动态渲染说白了就是js渲染,模拟浏览器器操作爬取页面,一般可用来作自动化测试
pip3 install selenium
安装ChromeDriver
ChromeDriver与Chrome对照表
ChromeDriver v2.41 (2018-07-27)—————Supports Chrome v67-69
ChromeDriver v2.40 (2018-06-07)----------Supports Chrome v66-68
ChromeDriver v2.39 (2018-05-30)----------Supports Chrome v66-68
ChromeDriver v2.38 (2018-04-17)----------Supports Chrome v65-67
ChromeDriver v2.37 (2018-03-16)----------Supports Chrome v64-66
ChromeDriver v2.36 (2018-03-02)----------Supports Chrome v63-65
网址;http://npm.taobao.org/mirrors/chromedriver
配置环境变量,然后cmd中查看
C:\Users\Administrator>echo %path%
运行
C:\Users\Administrator>chromedriver
Starting ChromeDriver 2.42.591088 (7b2b2dca23cca0862f674758c9a3933e685c27d5) on port 9515
Only local connections are allowed.
------------------------------------
#### [待完成]
1: 在关于ChromeDriver安装的这段文字里,运行chromedriver后它在哪个端口上启动?
2: 请接着写关于Selenium与ChromeDriver安装的这段文字。
后面的资料用不上。

#### [原始数据]
------------------------------------
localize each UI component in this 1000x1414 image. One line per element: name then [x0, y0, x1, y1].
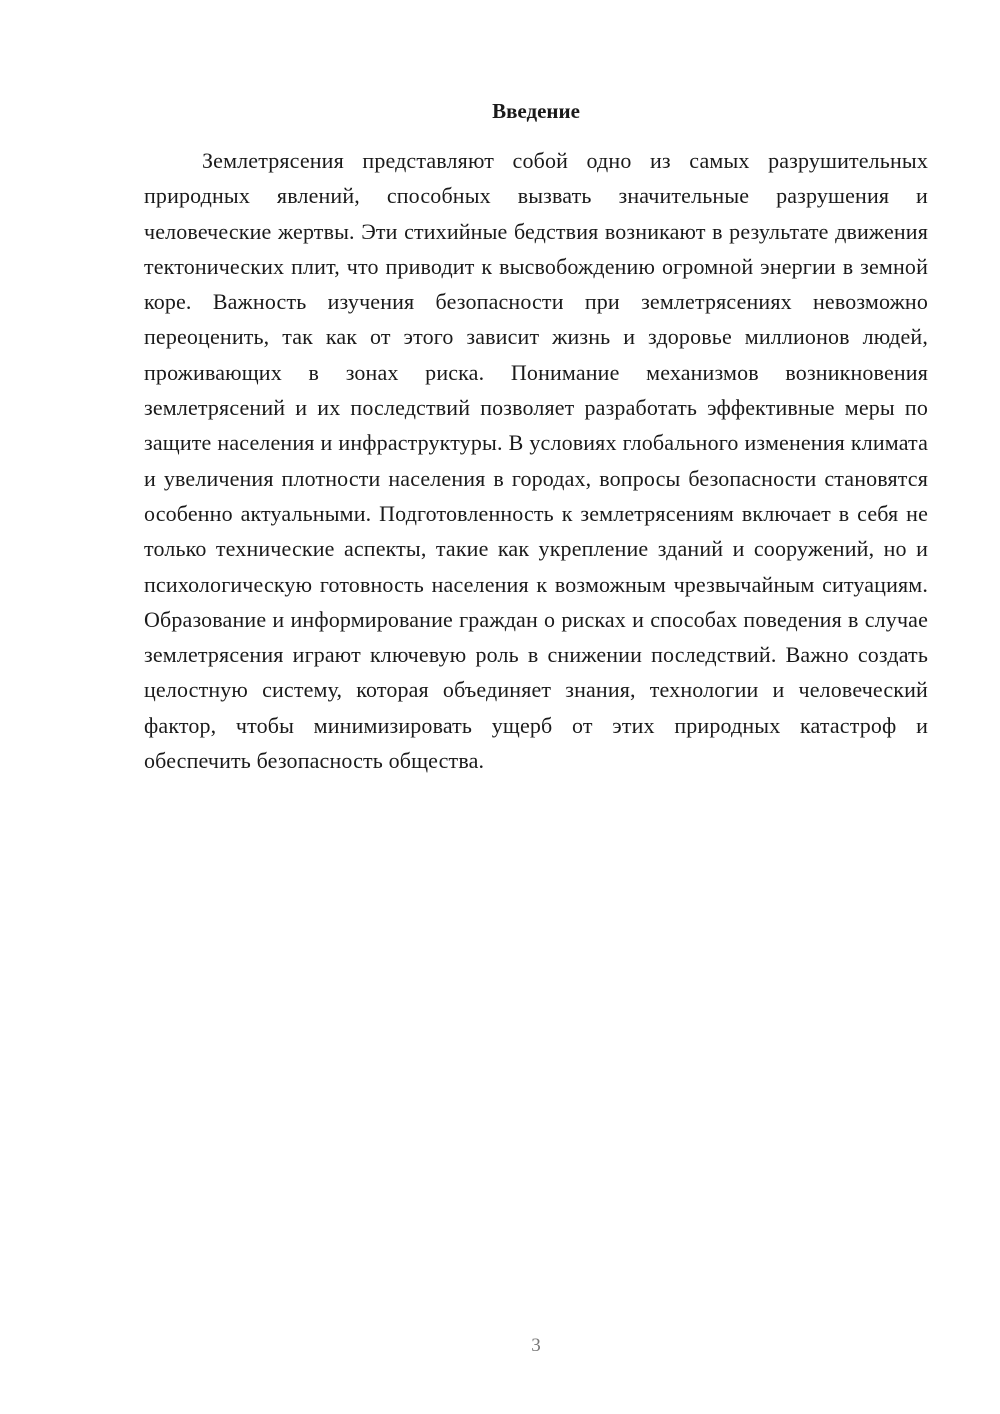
------------------------------------
#### [已解问题]
1: 9515端口。

2:
from selenium import webdriver
from selenium.common.exceptions import TimeoutException
from selenium.webdriver.common.by import By
from selenium.webdriver.support.ui import WebDriverWait
from selenium.webdriver.support import expected_conditions as EC
from selenium.webdriver import ActionChains
def f1(browser):
# 访问页面
browser.get('https://www.jd.com')
# 获取渲染后的页面内容
print(browser.page_source)
# 获取当前网址
print(browser.current_url)
# 获取浏览器cookie
print(browser.get_cookies())
# 根据id获取单个节点
input1 = browser.find_element_by_id('key')
# 获取节点属性
print(input1.get_attribute('id'))
# 用css选择器获取单个节点
input2 = browser.find_element_by_css_selector('#key')
# 获取节点的坐标
print(input2.location)
# 获取节点的宽高
print(input2.size)
# 用xpath方法获取单个节点
input3 = browser.find_element_by_xpath('//*[@id="key"]')
print(input3.id)
# 根据name获取单个节点
input4 = browser.find_element_by_name('file')
print(input4.tag_name)
# 根据链接文字获取单个节点
input5 = browser.find_element_by_link_text('京东生鲜')
input6 = browser.find_element_by_partial_link_text('生鲜')
# 获取节点文本值
print(input5.text)
print(input6.text)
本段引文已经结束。